-- Start of INPUT --
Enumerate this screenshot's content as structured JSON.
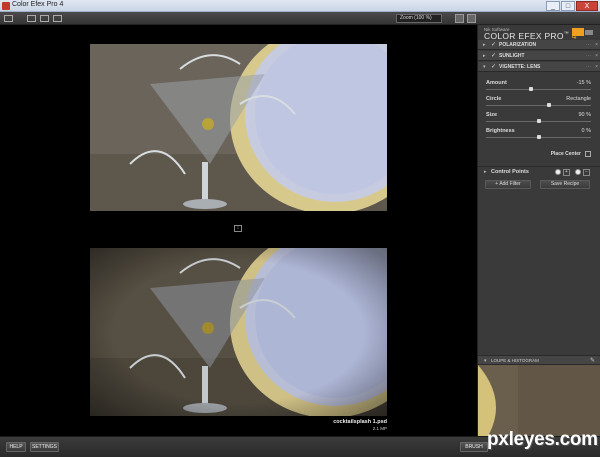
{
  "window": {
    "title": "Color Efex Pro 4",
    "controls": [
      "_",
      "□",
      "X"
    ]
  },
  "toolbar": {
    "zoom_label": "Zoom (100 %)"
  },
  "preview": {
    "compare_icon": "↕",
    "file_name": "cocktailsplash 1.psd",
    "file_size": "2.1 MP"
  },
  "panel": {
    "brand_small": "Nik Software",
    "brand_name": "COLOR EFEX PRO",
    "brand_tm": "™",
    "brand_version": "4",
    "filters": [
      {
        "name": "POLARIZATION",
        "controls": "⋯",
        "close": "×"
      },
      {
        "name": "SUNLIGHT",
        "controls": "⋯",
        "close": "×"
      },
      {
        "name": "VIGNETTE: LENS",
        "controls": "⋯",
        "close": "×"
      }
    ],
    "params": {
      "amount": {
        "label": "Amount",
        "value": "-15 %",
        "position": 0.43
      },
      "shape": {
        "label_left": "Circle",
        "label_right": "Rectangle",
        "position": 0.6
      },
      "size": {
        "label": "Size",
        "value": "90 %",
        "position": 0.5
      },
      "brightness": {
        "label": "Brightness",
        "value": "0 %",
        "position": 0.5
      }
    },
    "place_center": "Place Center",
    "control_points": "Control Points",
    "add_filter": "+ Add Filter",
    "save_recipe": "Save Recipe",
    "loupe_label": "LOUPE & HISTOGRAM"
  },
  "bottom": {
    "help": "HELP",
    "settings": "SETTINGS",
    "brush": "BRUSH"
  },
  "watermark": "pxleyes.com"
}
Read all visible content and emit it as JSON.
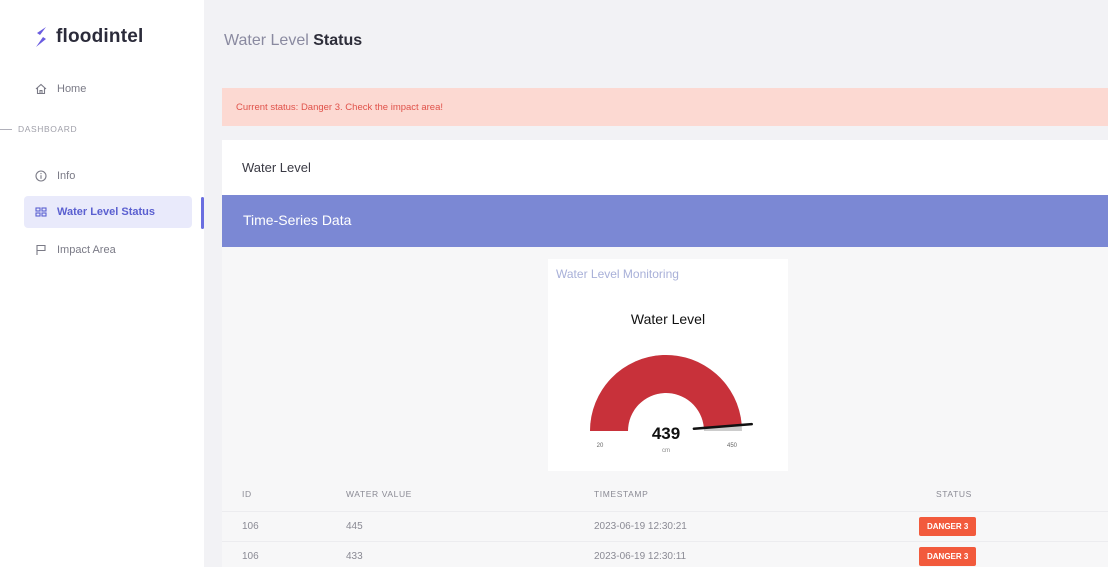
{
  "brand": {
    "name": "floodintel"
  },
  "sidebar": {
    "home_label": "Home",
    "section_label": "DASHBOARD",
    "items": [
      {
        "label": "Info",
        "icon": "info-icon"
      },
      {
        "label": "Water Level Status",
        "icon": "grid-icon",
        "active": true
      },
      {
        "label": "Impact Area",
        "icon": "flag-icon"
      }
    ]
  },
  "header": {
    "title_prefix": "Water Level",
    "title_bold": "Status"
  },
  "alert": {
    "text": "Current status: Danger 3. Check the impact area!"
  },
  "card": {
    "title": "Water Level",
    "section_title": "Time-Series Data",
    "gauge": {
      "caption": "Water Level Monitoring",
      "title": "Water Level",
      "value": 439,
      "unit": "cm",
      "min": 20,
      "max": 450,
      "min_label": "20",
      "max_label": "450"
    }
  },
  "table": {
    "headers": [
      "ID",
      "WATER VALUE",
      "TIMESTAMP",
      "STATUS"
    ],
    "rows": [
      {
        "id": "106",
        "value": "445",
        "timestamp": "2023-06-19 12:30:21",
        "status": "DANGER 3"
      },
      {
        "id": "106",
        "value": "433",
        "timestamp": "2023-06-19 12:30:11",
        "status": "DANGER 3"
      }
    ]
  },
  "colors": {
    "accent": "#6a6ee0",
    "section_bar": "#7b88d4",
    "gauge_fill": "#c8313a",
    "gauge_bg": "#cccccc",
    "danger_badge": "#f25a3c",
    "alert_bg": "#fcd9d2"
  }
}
-- End of INPUT --
WRITTEN EXERCISE:
Leave images out of the retyped records; keep all else exact.

COMPLETE OUTPUT:
Enumerate this screenshot's content as structured JSON.
{
  "window": {
    "title": "Color Efex Pro 4",
    "controls": [
      "_",
      "□",
      "X"
    ]
  },
  "toolbar": {
    "zoom_label": "Zoom (100 %)"
  },
  "preview": {
    "compare_icon": "↕",
    "file_name": "cocktailsplash 1.psd",
    "file_size": "2.1 MP"
  },
  "panel": {
    "brand_small": "Nik Software",
    "brand_name": "COLOR EFEX PRO",
    "brand_tm": "™",
    "brand_version": "4",
    "filters": [
      {
        "name": "POLARIZATION",
        "controls": "⋯",
        "close": "×"
      },
      {
        "name": "SUNLIGHT",
        "controls": "⋯",
        "close": "×"
      },
      {
        "name": "VIGNETTE: LENS",
        "controls": "⋯",
        "close": "×"
      }
    ],
    "params": {
      "amount": {
        "label": "Amount",
        "value": "-15 %",
        "position": 0.43
      },
      "shape": {
        "label_left": "Circle",
        "label_right": "Rectangle",
        "position": 0.6
      },
      "size": {
        "label": "Size",
        "value": "90 %",
        "position": 0.5
      },
      "brightness": {
        "label": "Brightness",
        "value": "0 %",
        "position": 0.5
      }
    },
    "place_center": "Place Center",
    "control_points": "Control Points",
    "add_filter": "+ Add Filter",
    "save_recipe": "Save Recipe",
    "loupe_label": "LOUPE & HISTOGRAM"
  },
  "bottom": {
    "help": "HELP",
    "settings": "SETTINGS",
    "brush": "BRUSH"
  },
  "watermark": "pxleyes.com"
}
Read all visible content and emit it as JSON.
{
  "brand": {
    "name": "floodintel"
  },
  "sidebar": {
    "home_label": "Home",
    "section_label": "DASHBOARD",
    "items": [
      {
        "label": "Info",
        "icon": "info-icon"
      },
      {
        "label": "Water Level Status",
        "icon": "grid-icon",
        "active": true
      },
      {
        "label": "Impact Area",
        "icon": "flag-icon"
      }
    ]
  },
  "header": {
    "title_prefix": "Water Level",
    "title_bold": "Status"
  },
  "alert": {
    "text": "Current status: Danger 3. Check the impact area!"
  },
  "card": {
    "title": "Water Level",
    "section_title": "Time-Series Data",
    "gauge": {
      "caption": "Water Level Monitoring",
      "title": "Water Level",
      "value": 439,
      "unit": "cm",
      "min": 20,
      "max": 450,
      "min_label": "20",
      "max_label": "450"
    }
  },
  "table": {
    "headers": [
      "ID",
      "WATER VALUE",
      "TIMESTAMP",
      "STATUS"
    ],
    "rows": [
      {
        "id": "106",
        "value": "445",
        "timestamp": "2023-06-19 12:30:21",
        "status": "DANGER 3"
      },
      {
        "id": "106",
        "value": "433",
        "timestamp": "2023-06-19 12:30:11",
        "status": "DANGER 3"
      }
    ]
  },
  "colors": {
    "accent": "#6a6ee0",
    "section_bar": "#7b88d4",
    "gauge_fill": "#c8313a",
    "gauge_bg": "#cccccc",
    "danger_badge": "#f25a3c",
    "alert_bg": "#fcd9d2"
  }
}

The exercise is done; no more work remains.